• GIVEN REQUEST: Filter the entries, keeping every line with the word "simplify".

Stored records
=-=-=
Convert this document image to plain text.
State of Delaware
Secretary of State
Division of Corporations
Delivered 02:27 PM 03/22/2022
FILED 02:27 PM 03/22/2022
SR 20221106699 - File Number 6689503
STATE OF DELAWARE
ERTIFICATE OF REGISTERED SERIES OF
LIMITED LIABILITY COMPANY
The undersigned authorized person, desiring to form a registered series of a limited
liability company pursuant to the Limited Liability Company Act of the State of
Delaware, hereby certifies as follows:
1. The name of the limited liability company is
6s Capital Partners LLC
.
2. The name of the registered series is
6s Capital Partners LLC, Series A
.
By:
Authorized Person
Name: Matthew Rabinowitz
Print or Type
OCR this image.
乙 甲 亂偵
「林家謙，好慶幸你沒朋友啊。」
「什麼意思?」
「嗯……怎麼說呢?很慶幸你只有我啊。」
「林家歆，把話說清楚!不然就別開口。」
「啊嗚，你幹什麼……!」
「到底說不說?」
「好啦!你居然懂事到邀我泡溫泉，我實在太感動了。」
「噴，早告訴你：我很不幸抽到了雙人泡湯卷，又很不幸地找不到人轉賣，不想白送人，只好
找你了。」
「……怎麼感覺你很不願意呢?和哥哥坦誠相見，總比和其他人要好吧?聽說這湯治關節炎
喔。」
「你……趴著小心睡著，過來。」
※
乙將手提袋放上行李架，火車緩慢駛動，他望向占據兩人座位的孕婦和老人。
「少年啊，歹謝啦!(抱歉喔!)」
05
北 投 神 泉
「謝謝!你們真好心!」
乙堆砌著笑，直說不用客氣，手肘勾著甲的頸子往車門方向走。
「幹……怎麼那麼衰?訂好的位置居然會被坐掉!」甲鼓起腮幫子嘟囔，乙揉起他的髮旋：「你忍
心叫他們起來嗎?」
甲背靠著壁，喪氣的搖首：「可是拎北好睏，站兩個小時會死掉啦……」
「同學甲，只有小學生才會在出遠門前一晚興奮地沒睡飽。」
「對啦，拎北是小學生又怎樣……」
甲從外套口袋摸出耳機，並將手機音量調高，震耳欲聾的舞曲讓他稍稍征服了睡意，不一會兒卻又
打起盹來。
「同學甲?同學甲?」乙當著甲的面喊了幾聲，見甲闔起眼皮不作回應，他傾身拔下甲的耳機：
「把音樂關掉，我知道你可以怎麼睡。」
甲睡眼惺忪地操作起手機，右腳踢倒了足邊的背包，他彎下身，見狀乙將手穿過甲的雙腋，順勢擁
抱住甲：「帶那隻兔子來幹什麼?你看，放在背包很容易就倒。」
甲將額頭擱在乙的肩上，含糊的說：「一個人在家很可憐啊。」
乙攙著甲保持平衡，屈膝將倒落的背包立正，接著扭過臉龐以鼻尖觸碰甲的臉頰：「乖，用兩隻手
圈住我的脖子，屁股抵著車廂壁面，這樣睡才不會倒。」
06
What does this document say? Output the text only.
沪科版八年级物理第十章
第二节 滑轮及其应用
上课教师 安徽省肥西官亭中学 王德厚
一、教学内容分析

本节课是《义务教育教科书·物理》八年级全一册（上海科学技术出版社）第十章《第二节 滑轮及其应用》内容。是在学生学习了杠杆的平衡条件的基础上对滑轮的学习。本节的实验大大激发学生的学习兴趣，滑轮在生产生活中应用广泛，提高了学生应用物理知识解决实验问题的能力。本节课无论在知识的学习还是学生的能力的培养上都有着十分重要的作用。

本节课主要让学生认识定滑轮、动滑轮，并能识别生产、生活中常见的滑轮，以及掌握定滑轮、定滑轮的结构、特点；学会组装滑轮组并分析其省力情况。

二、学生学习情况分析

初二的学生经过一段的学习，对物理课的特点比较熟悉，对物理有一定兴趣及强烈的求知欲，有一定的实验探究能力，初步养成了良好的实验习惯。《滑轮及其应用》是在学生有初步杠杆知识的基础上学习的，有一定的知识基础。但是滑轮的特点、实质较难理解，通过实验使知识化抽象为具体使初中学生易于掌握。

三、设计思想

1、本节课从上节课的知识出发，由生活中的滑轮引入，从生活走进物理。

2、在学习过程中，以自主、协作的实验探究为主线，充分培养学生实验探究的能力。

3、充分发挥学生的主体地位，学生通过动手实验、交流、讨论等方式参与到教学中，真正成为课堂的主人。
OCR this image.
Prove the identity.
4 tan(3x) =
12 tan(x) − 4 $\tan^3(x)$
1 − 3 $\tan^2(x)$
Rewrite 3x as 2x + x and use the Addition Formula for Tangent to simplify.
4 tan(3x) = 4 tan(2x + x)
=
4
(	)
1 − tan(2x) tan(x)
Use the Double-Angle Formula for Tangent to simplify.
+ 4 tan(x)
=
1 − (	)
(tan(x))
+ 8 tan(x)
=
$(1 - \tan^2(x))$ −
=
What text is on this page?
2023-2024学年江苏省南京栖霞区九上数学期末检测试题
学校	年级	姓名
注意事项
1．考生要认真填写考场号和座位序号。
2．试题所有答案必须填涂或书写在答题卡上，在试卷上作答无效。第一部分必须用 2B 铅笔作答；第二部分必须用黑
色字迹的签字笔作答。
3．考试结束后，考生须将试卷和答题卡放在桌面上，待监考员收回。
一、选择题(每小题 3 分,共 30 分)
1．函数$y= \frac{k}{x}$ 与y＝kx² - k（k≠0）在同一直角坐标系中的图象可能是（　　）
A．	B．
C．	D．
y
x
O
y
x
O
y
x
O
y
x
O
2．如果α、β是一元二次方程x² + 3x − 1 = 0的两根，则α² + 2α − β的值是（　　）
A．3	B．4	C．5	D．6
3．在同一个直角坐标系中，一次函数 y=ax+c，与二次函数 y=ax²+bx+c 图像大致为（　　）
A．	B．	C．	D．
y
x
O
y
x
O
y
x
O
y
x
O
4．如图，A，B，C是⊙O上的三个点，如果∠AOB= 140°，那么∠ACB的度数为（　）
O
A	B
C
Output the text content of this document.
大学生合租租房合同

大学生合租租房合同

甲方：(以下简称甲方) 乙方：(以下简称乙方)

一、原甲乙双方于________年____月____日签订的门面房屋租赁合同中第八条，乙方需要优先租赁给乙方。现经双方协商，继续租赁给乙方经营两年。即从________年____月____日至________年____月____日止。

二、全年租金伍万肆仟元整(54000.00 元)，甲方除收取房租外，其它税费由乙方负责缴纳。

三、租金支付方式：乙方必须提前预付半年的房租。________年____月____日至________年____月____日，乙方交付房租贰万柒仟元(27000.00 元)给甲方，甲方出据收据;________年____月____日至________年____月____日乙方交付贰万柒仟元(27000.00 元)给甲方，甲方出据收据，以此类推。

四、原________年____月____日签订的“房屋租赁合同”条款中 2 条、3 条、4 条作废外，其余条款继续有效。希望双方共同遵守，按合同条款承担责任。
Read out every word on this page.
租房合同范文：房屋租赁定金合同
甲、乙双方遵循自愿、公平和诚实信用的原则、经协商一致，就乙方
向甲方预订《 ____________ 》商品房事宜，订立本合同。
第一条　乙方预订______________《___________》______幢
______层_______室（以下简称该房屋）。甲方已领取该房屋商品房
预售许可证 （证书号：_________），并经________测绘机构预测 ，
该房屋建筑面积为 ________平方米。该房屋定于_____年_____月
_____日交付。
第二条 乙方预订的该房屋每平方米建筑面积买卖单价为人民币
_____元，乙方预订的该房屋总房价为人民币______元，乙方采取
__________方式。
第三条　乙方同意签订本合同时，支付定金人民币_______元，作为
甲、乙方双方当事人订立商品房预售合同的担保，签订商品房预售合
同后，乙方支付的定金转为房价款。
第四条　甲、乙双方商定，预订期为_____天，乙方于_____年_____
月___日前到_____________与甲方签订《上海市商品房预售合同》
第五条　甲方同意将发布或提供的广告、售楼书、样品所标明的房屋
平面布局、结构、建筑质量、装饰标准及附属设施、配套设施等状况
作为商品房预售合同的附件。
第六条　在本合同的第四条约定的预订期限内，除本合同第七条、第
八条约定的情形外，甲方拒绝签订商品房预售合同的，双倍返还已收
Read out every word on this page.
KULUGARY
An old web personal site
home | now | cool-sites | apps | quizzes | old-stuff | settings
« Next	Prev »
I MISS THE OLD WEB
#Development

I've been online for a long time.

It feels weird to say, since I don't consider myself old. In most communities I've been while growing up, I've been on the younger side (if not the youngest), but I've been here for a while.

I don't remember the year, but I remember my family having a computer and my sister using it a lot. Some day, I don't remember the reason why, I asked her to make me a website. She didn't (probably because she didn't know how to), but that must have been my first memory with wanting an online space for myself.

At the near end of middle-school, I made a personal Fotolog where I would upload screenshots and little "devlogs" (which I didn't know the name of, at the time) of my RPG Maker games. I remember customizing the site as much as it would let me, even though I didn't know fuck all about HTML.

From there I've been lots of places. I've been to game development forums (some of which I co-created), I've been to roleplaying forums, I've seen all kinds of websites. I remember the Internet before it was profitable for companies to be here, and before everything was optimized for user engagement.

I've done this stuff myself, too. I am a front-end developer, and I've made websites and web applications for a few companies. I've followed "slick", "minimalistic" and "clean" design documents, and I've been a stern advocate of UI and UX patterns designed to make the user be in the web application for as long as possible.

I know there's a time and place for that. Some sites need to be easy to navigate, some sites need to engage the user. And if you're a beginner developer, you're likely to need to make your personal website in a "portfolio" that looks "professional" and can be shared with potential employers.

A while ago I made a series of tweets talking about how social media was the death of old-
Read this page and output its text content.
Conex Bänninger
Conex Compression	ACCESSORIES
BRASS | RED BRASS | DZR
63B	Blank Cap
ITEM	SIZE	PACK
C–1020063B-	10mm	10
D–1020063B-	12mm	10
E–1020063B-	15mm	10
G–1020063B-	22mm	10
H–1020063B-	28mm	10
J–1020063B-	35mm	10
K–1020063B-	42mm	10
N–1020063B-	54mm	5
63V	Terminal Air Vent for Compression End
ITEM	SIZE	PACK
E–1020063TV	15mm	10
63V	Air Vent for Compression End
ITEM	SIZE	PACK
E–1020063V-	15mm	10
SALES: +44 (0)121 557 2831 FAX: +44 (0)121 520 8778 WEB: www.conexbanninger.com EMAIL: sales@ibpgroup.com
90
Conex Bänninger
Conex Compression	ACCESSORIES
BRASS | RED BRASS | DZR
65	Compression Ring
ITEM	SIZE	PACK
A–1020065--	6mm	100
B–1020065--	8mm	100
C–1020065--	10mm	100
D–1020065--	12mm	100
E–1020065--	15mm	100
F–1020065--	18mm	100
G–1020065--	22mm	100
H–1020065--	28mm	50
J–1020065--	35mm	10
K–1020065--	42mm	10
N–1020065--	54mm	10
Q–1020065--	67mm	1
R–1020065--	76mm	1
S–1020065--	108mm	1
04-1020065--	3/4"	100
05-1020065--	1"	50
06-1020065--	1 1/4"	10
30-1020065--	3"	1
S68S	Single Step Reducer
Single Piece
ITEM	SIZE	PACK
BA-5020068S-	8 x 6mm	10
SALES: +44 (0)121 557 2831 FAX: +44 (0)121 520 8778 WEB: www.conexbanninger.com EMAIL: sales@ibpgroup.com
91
=-=-=
• SOLUTION TO THIS PROBLEM:
Rewrite 3x as 2x + x and use the Addition Formula for Tangent to simplify.
Use the Double-Angle Formula for Tangent to simplify.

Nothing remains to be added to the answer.